- [Given request]
Copy every entry exactly.

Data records
%%

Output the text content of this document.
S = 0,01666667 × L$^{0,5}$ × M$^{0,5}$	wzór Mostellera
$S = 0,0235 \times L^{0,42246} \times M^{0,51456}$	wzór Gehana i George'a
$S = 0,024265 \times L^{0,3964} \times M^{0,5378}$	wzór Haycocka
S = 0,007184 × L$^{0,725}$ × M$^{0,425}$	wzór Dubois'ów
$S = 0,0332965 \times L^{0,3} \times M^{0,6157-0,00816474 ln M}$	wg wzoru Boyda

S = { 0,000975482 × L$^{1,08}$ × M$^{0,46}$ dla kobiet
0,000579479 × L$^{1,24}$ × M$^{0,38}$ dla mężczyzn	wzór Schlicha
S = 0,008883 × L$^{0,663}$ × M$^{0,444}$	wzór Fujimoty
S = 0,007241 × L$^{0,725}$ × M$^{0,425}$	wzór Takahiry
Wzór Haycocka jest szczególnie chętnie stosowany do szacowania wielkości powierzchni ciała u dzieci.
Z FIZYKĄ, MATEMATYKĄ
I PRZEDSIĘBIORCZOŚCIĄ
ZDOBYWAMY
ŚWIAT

%%

- [Answer for the task]
Output the text content of this document.
S = 0,01666667 × L$^{0,5}$ × M$^{0,5}$	wzór Mostellera
$S = 0,0235 \times L^{0,42246} \times M^{0,51456}$	wzór Gehana i George'a
$S = 0,024265 \times L^{0,3964} \times M^{0,5378}$	wzór Haycocka
S = 0,007184 × L$^{0,725}$ × M$^{0,425}$	wzór Dubois'ów
$S = 0,0332965 \times L^{0,3} \times M^{0,6157-0,00816474 ln M}$	wg wzoru Boyda

S = { 0,000975482 × L$^{1,08}$ × M$^{0,46}$ dla kobiet
0,000579479 × L$^{1,24}$ × M$^{0,38}$ dla mężczyzn	wzór Schlicha
S = 0,008883 × L$^{0,663}$ × M$^{0,444}$	wzór Fujimoty
S = 0,007241 × L$^{0,725}$ × M$^{0,425}$	wzór Takahiry
Wzór Haycocka jest szczególnie chętnie stosowany do szacowania wielkości powierzchni ciała u dzieci.
Z FIZYKĄ, MATEMATYKĄ
I PRZEDSIĘBIORCZOŚCIĄ
ZDOBYWAMY
ŚWIAT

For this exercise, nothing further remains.